* [Requirement]: All of the entries must be reproduced exactly, with no images carried over.

Extracts from a graphics dataset
++++

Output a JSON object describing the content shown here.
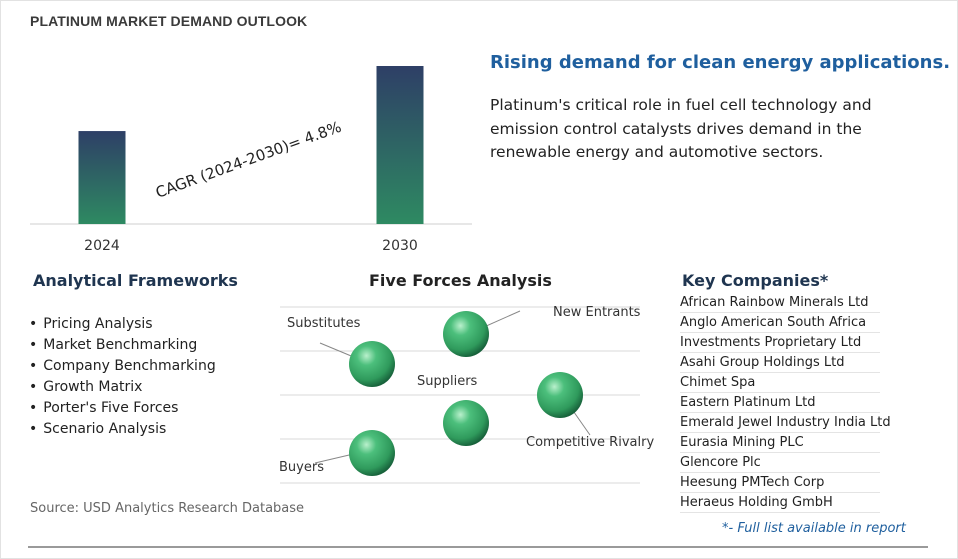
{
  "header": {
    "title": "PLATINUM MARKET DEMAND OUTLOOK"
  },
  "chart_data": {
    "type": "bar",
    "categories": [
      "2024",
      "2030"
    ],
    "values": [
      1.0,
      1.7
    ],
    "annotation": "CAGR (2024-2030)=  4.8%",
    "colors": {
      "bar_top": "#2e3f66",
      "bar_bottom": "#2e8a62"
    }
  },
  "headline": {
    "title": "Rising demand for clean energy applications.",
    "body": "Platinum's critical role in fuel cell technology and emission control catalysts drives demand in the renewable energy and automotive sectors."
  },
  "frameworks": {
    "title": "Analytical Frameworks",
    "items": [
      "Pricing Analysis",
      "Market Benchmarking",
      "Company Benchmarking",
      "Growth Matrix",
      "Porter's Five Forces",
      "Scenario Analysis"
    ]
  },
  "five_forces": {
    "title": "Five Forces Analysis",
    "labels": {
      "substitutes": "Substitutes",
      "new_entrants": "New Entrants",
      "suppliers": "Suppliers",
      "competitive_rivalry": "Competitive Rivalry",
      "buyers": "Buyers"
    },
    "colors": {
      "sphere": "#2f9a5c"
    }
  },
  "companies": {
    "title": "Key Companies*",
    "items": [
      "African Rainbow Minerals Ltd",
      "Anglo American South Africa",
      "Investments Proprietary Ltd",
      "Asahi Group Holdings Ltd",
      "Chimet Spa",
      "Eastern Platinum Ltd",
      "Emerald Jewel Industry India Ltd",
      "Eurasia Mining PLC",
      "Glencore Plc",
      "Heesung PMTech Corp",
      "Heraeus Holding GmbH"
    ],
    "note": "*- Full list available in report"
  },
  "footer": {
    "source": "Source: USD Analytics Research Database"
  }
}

++++

* [Written response]:
Output a JSON object describing the content shown here.
{
  "header": {
    "title": "PLATINUM MARKET DEMAND OUTLOOK"
  },
  "chart_data": {
    "type": "bar",
    "categories": [
      "2024",
      "2030"
    ],
    "values": [
      1.0,
      1.7
    ],
    "annotation": "CAGR (2024-2030)=  4.8%",
    "colors": {
      "bar_top": "#2e3f66",
      "bar_bottom": "#2e8a62"
    }
  },
  "headline": {
    "title": "Rising demand for clean energy applications.",
    "body": "Platinum's critical role in fuel cell technology and emission control catalysts drives demand in the renewable energy and automotive sectors."
  },
  "frameworks": {
    "title": "Analytical Frameworks",
    "items": [
      "Pricing Analysis",
      "Market Benchmarking",
      "Company Benchmarking",
      "Growth Matrix",
      "Porter's Five Forces",
      "Scenario Analysis"
    ]
  },
  "five_forces": {
    "title": "Five Forces Analysis",
    "labels": {
      "substitutes": "Substitutes",
      "new_entrants": "New Entrants",
      "suppliers": "Suppliers",
      "competitive_rivalry": "Competitive Rivalry",
      "buyers": "Buyers"
    },
    "colors": {
      "sphere": "#2f9a5c"
    }
  },
  "companies": {
    "title": "Key Companies*",
    "items": [
      "African Rainbow Minerals Ltd",
      "Anglo American South Africa",
      "Investments Proprietary Ltd",
      "Asahi Group Holdings Ltd",
      "Chimet Spa",
      "Eastern Platinum Ltd",
      "Emerald Jewel Industry India Ltd",
      "Eurasia Mining PLC",
      "Glencore Plc",
      "Heesung PMTech Corp",
      "Heraeus Holding GmbH"
    ],
    "note": "*- Full list available in report"
  },
  "footer": {
    "source": "Source: USD Analytics Research Database"
  }
}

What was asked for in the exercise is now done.